Task.
Produce an exact transcription of the listing below, omitting the pictures.

-- START Task inputs --

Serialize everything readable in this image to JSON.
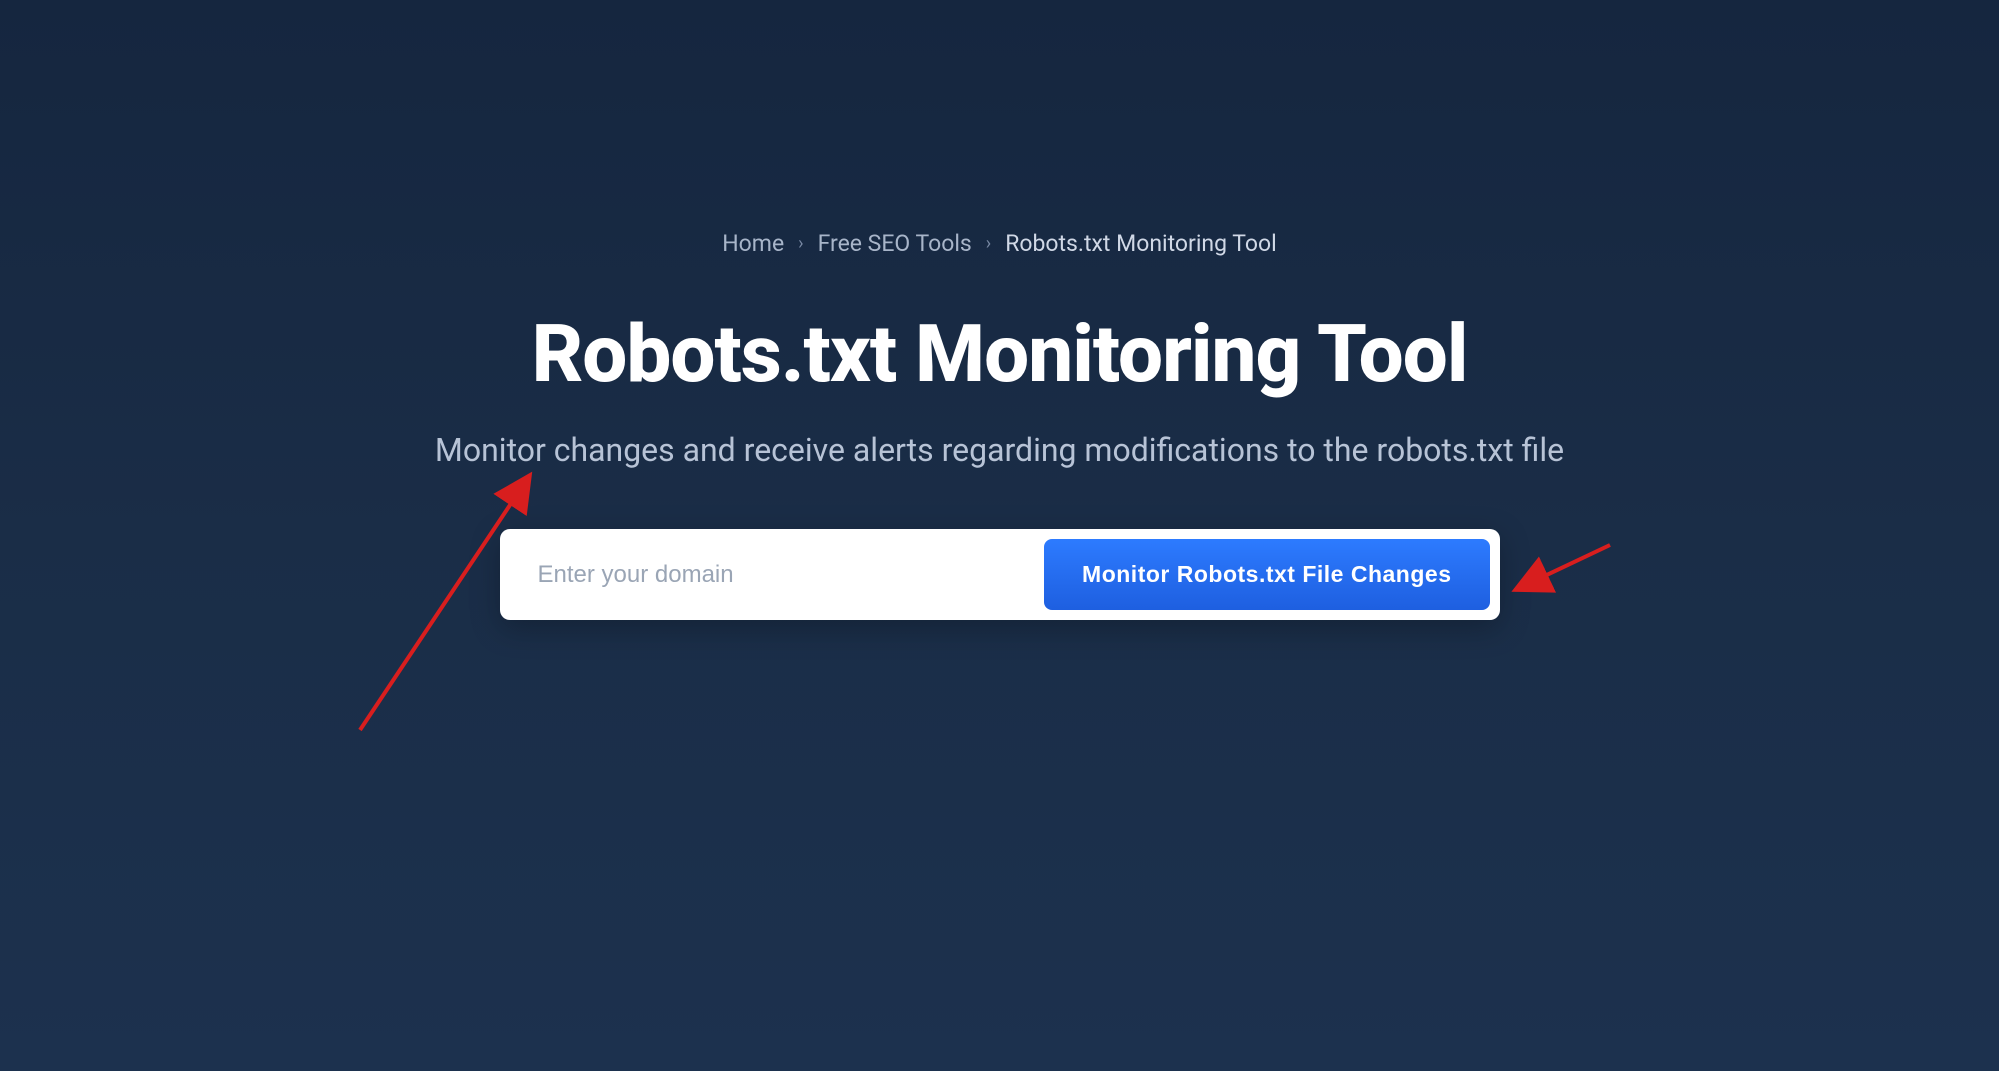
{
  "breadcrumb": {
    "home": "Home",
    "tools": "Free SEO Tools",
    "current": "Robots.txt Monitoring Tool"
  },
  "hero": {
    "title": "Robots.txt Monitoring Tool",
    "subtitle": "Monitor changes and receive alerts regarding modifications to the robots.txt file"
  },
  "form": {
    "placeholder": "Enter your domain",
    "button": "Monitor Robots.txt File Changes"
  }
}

-- END Task inputs --

Task answer.
Serialize everything readable in this image to JSON.
{
  "breadcrumb": {
    "home": "Home",
    "tools": "Free SEO Tools",
    "current": "Robots.txt Monitoring Tool"
  },
  "hero": {
    "title": "Robots.txt Monitoring Tool",
    "subtitle": "Monitor changes and receive alerts regarding modifications to the robots.txt file"
  },
  "form": {
    "placeholder": "Enter your domain",
    "button": "Monitor Robots.txt File Changes"
  }
}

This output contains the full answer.